#### [DIRECTION]
Omit the images. Copy each entry word for word.

#### [SUPPLIED MATERIAL]
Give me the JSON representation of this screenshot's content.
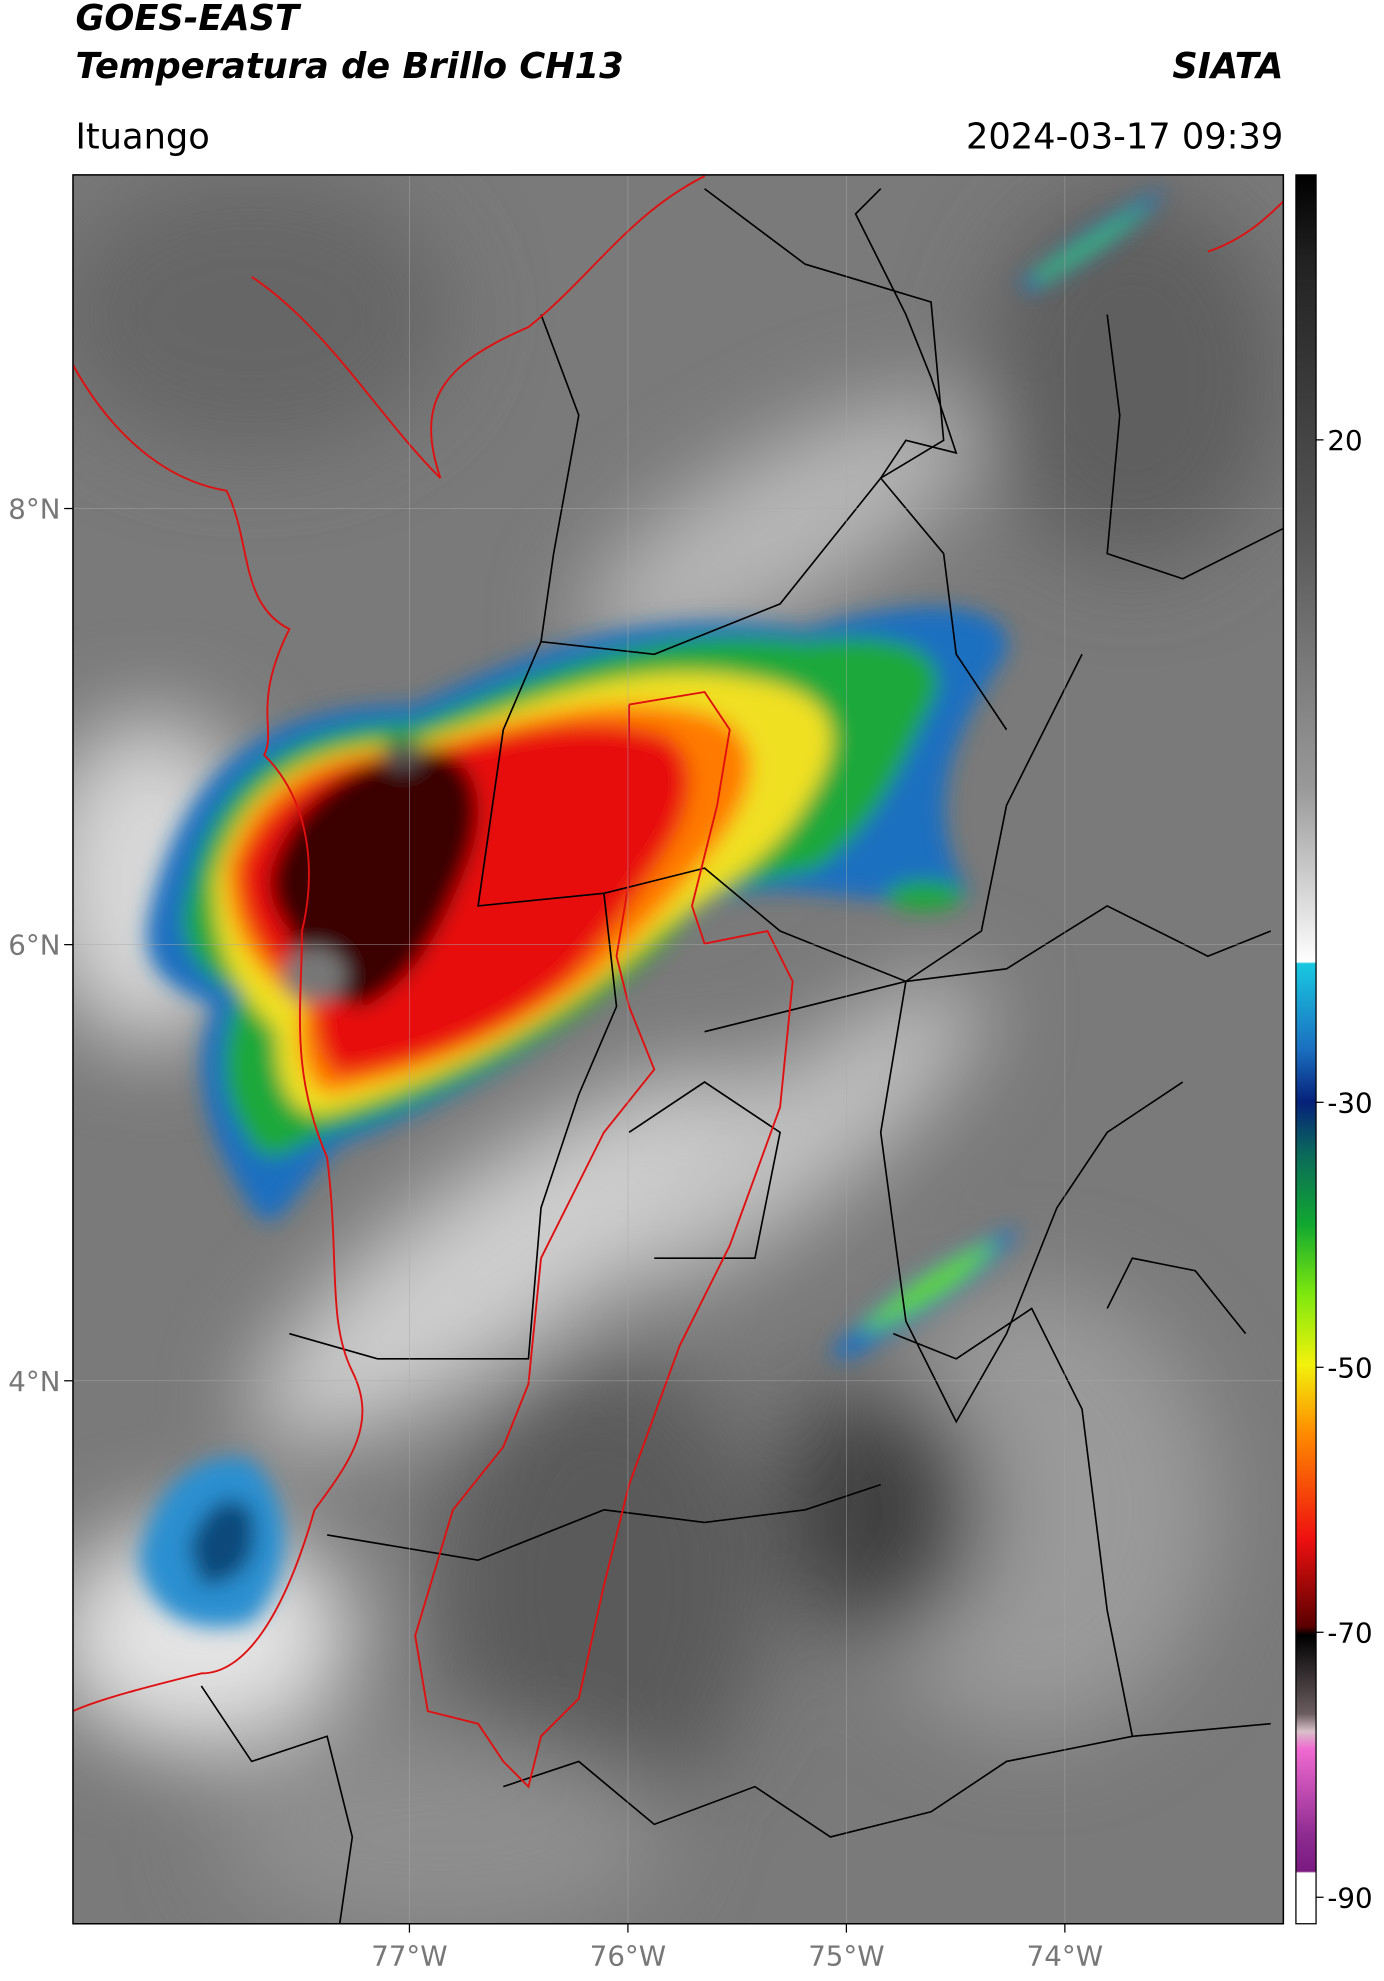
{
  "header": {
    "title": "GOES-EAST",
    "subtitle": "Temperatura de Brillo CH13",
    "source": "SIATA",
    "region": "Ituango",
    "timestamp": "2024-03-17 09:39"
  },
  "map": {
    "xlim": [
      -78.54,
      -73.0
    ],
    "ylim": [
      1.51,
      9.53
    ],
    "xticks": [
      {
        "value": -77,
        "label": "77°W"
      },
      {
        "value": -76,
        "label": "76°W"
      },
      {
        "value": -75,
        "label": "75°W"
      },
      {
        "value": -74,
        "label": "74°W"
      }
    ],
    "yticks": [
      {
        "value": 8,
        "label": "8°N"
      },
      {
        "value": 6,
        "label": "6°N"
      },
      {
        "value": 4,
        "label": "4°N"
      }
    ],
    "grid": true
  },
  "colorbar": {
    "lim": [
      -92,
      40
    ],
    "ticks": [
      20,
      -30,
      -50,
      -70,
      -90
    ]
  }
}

#### [SOLUTION TO THE PROBLEM]
Give me the JSON representation of this screenshot's content.
{
  "header": {
    "title": "GOES-EAST",
    "subtitle": "Temperatura de Brillo CH13",
    "source": "SIATA",
    "region": "Ituango",
    "timestamp": "2024-03-17 09:39"
  },
  "map": {
    "xlim": [
      -78.54,
      -73.0
    ],
    "ylim": [
      1.51,
      9.53
    ],
    "xticks": [
      {
        "value": -77,
        "label": "77°W"
      },
      {
        "value": -76,
        "label": "76°W"
      },
      {
        "value": -75,
        "label": "75°W"
      },
      {
        "value": -74,
        "label": "74°W"
      }
    ],
    "yticks": [
      {
        "value": 8,
        "label": "8°N"
      },
      {
        "value": 6,
        "label": "6°N"
      },
      {
        "value": 4,
        "label": "4°N"
      }
    ],
    "grid": true
  },
  "colorbar": {
    "lim": [
      -92,
      40
    ],
    "ticks": [
      20,
      -30,
      -50,
      -70,
      -90
    ]
  }
}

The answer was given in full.